STATED GOAL:
Identify the lines in the data below that contain "more" and give only how many there are.

MATERIAL TO PROCESS:
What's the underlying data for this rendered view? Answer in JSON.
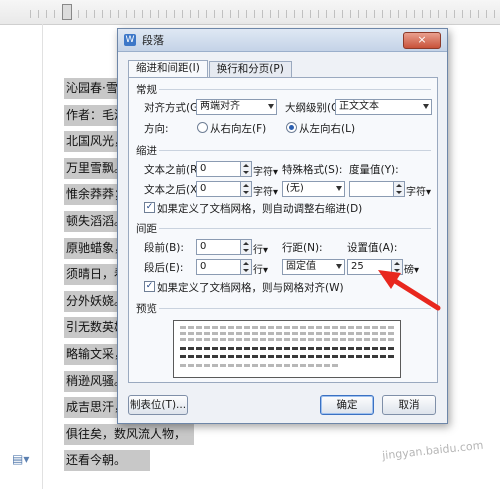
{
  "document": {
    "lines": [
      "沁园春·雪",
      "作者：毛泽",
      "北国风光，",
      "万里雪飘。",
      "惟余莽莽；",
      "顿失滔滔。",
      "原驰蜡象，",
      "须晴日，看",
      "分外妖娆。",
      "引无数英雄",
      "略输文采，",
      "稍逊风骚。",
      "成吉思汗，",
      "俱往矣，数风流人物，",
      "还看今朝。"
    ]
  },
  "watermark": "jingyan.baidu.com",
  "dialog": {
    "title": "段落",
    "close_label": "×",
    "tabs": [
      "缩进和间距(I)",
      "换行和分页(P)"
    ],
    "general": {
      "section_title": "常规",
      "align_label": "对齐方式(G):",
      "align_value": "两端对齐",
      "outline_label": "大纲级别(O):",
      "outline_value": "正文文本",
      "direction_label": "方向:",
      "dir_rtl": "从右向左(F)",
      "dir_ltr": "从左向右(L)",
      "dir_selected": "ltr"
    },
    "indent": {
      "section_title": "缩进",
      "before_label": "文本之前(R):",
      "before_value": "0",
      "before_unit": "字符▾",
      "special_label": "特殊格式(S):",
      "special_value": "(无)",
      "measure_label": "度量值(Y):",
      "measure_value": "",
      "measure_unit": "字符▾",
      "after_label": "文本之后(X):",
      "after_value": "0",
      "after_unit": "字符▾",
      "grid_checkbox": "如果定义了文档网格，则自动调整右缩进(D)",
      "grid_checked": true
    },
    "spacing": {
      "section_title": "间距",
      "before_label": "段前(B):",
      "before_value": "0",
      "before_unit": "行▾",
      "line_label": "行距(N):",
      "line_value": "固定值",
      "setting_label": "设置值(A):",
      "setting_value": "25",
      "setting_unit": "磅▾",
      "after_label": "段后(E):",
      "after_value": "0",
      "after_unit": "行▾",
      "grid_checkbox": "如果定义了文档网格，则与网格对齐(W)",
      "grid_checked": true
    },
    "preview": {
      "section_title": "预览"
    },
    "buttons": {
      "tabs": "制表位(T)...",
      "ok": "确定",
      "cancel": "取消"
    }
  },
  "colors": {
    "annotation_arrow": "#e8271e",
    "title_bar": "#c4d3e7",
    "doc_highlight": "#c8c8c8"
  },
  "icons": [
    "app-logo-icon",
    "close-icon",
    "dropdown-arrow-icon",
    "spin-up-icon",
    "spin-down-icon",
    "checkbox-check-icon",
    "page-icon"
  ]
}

==

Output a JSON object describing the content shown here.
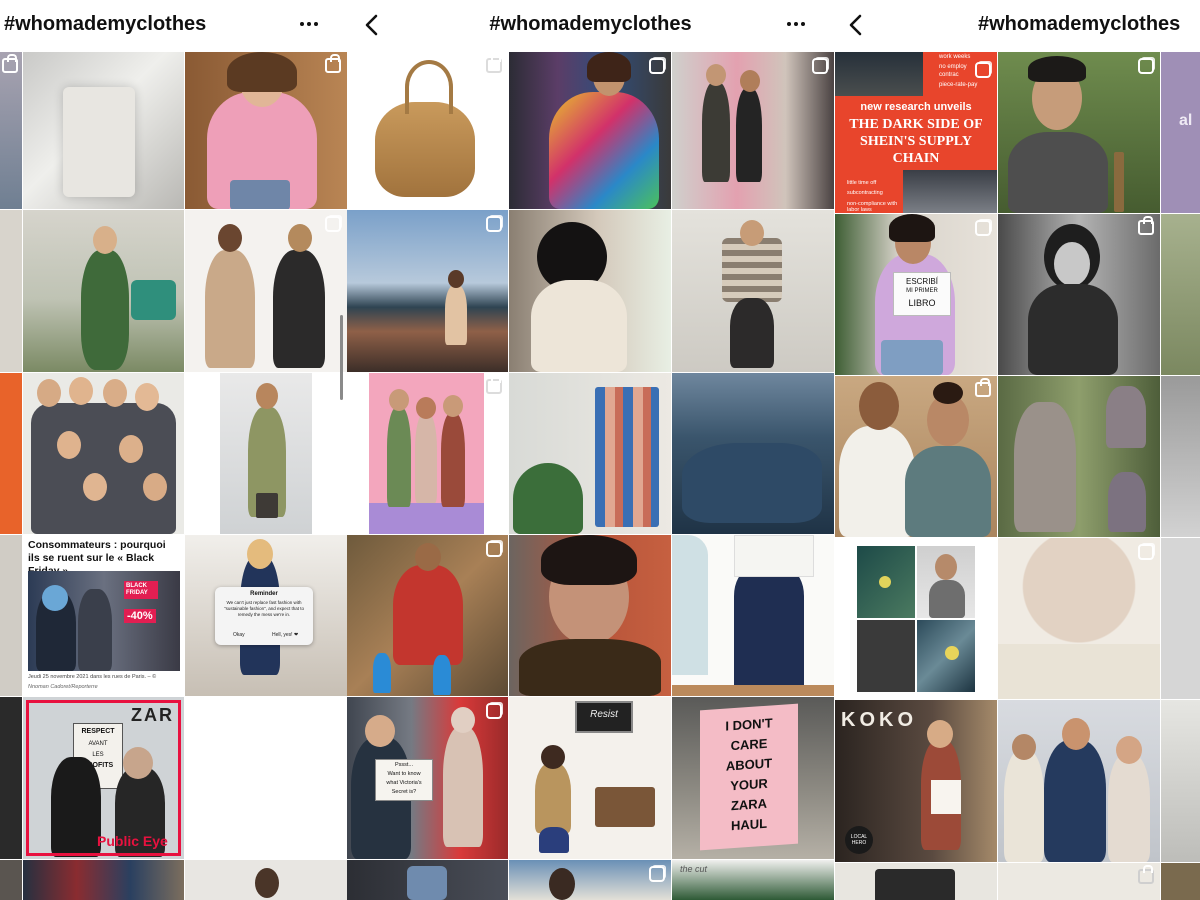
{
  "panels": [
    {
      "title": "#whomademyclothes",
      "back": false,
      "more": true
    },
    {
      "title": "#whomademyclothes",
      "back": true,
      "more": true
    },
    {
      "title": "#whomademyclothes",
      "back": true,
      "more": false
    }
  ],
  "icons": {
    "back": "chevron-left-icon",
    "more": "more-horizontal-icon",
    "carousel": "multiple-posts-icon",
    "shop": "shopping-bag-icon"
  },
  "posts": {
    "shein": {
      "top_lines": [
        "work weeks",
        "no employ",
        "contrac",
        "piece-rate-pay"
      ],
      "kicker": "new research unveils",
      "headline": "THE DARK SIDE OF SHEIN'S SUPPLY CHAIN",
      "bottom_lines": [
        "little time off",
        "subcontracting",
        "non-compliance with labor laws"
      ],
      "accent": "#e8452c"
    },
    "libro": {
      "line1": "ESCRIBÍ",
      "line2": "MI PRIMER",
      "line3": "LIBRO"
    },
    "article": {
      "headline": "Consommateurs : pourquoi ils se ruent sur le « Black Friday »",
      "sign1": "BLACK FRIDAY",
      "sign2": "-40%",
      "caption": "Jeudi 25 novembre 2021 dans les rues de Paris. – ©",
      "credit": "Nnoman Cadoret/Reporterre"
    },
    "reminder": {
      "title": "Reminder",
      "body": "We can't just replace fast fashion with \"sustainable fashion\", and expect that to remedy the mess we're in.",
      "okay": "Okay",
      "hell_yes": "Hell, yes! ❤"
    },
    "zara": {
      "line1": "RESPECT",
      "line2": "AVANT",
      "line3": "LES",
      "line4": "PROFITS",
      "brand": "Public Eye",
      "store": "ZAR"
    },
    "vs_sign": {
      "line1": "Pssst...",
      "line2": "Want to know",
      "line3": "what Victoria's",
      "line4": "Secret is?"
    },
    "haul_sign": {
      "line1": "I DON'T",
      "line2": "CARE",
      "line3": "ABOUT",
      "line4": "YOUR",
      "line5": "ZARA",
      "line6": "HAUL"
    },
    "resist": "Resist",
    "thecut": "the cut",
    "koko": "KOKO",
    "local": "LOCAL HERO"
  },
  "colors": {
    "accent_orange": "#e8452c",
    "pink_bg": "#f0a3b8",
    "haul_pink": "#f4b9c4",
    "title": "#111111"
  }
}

--

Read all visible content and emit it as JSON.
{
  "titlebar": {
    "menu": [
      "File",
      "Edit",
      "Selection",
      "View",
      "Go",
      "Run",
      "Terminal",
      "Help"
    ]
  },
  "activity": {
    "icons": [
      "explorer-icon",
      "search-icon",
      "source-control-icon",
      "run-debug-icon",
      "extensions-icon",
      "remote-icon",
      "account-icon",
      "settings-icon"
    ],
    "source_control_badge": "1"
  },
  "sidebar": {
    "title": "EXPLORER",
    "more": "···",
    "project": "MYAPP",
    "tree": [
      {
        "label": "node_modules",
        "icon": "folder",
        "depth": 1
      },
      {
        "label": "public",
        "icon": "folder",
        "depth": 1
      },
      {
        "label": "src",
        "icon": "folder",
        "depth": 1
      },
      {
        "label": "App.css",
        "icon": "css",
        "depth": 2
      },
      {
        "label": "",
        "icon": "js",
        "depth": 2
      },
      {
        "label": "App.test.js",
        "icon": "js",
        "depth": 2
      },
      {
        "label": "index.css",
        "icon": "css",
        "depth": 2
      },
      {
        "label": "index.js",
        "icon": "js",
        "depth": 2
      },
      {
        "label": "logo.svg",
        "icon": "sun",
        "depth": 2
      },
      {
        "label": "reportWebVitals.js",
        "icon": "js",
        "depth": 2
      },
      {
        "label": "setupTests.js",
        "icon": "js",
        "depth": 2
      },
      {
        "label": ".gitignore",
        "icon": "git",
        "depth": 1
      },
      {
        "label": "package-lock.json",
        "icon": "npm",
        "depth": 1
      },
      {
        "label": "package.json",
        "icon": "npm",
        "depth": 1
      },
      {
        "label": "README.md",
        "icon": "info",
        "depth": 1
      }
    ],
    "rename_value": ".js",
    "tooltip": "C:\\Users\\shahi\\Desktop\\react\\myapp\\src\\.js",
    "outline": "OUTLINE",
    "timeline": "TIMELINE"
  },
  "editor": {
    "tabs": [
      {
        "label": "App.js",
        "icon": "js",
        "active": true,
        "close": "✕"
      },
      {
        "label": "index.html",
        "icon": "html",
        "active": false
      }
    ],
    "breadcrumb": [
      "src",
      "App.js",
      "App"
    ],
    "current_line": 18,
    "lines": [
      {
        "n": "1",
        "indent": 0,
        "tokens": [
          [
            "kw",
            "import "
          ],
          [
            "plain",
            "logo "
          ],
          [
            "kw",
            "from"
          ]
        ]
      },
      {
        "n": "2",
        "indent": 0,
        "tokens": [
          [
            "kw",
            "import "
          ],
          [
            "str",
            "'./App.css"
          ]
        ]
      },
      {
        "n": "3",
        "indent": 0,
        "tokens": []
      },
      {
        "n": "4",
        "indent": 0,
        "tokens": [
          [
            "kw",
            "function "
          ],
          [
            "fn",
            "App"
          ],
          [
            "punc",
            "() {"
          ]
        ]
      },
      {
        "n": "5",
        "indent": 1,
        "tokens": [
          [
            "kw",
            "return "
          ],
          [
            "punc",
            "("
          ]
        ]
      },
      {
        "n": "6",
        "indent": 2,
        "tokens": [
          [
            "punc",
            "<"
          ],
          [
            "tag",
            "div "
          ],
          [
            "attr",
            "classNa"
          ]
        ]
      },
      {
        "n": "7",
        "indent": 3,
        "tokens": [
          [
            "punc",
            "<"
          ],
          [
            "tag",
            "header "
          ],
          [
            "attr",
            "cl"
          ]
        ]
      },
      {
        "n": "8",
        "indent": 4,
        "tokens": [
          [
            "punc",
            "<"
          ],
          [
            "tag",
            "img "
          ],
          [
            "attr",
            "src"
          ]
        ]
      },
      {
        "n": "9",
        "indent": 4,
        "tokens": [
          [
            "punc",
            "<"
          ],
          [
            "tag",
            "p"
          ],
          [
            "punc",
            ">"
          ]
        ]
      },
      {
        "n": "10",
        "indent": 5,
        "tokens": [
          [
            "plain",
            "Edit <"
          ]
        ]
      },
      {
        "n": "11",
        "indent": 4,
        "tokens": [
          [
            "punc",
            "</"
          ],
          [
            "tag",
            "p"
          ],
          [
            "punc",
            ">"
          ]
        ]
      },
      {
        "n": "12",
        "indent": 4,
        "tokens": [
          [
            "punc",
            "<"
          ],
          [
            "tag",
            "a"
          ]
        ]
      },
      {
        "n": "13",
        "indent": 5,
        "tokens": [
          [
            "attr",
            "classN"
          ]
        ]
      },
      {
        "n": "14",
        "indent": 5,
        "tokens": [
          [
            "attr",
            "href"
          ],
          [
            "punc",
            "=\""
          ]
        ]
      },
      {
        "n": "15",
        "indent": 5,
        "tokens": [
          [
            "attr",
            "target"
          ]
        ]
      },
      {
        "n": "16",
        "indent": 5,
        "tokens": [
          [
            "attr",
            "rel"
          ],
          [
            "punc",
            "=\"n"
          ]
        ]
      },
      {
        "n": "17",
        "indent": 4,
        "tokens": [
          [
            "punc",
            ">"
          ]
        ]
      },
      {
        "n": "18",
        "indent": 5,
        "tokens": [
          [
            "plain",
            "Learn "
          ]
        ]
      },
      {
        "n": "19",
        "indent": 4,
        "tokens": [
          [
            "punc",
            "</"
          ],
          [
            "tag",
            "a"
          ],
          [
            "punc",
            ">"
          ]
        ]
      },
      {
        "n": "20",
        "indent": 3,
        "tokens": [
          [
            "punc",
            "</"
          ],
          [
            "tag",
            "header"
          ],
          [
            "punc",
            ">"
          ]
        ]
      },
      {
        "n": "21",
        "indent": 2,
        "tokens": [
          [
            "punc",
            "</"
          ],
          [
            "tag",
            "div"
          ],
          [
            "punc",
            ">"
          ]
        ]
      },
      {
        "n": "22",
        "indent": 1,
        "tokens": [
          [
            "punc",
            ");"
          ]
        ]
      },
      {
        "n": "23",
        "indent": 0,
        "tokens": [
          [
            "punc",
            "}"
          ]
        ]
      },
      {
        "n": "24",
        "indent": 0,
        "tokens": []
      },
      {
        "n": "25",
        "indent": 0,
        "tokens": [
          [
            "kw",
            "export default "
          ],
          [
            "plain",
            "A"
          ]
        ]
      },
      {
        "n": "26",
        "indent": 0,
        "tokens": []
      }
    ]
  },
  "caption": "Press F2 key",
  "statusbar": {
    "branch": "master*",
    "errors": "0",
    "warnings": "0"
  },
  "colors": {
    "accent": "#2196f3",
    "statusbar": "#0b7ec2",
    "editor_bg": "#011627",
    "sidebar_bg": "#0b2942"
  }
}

RIGHT ANSWER:
5